**TASK REQUIREMENTS**
Work out how many lines in the entries contain the string "Green", and give nothing but that number.

**MATERIAL FOR THIS EXERCISE**

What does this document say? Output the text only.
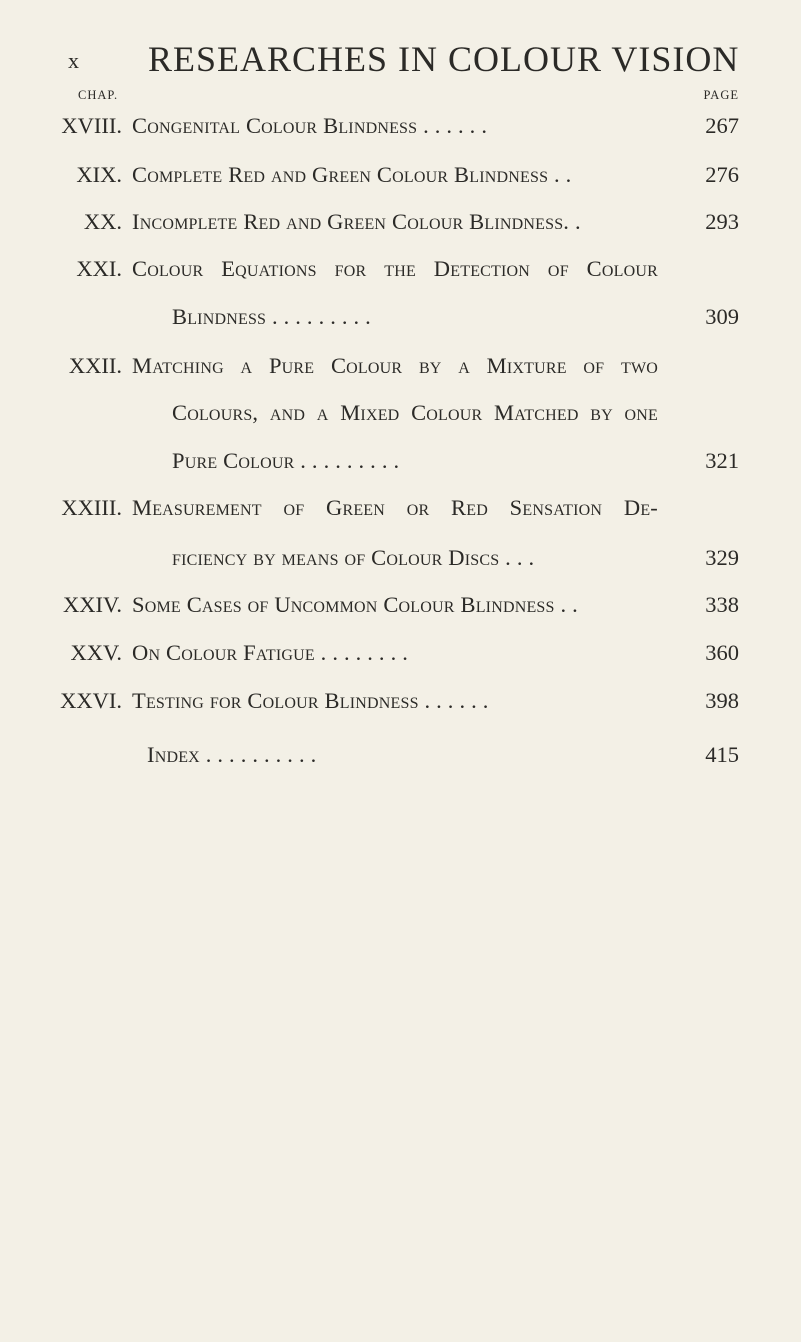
x RESEARCHES IN COLOUR VISION
CHAP.	PAGE
XVIII. Congenital Colour Blindness . . . . . .	267
XIX. Complete Red and Green Colour Blindness . .	276
XX. Incomplete Red and Green Colour Blindness. .	293
XXI. Colour Equations for the Detection of Colour
Blindness . . . . . . . . .	309
XXII. Matching a Pure Colour by a Mixture of two
Colours, and a Mixed Colour Matched by one
Pure Colour . . . . . . . . .	321
XXIII. Measurement of Green or Red Sensation De-
ficiency by means of Colour Discs . . .	329
XXIV. Some Cases of Uncommon Colour Blindness . .	338
XXV. On Colour Fatigue . . . . . . . .	360
XXVI. Testing for Colour Blindness . . . . . .	398
Index . . . . . . . . . .	415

**ANSWER BELOW**
3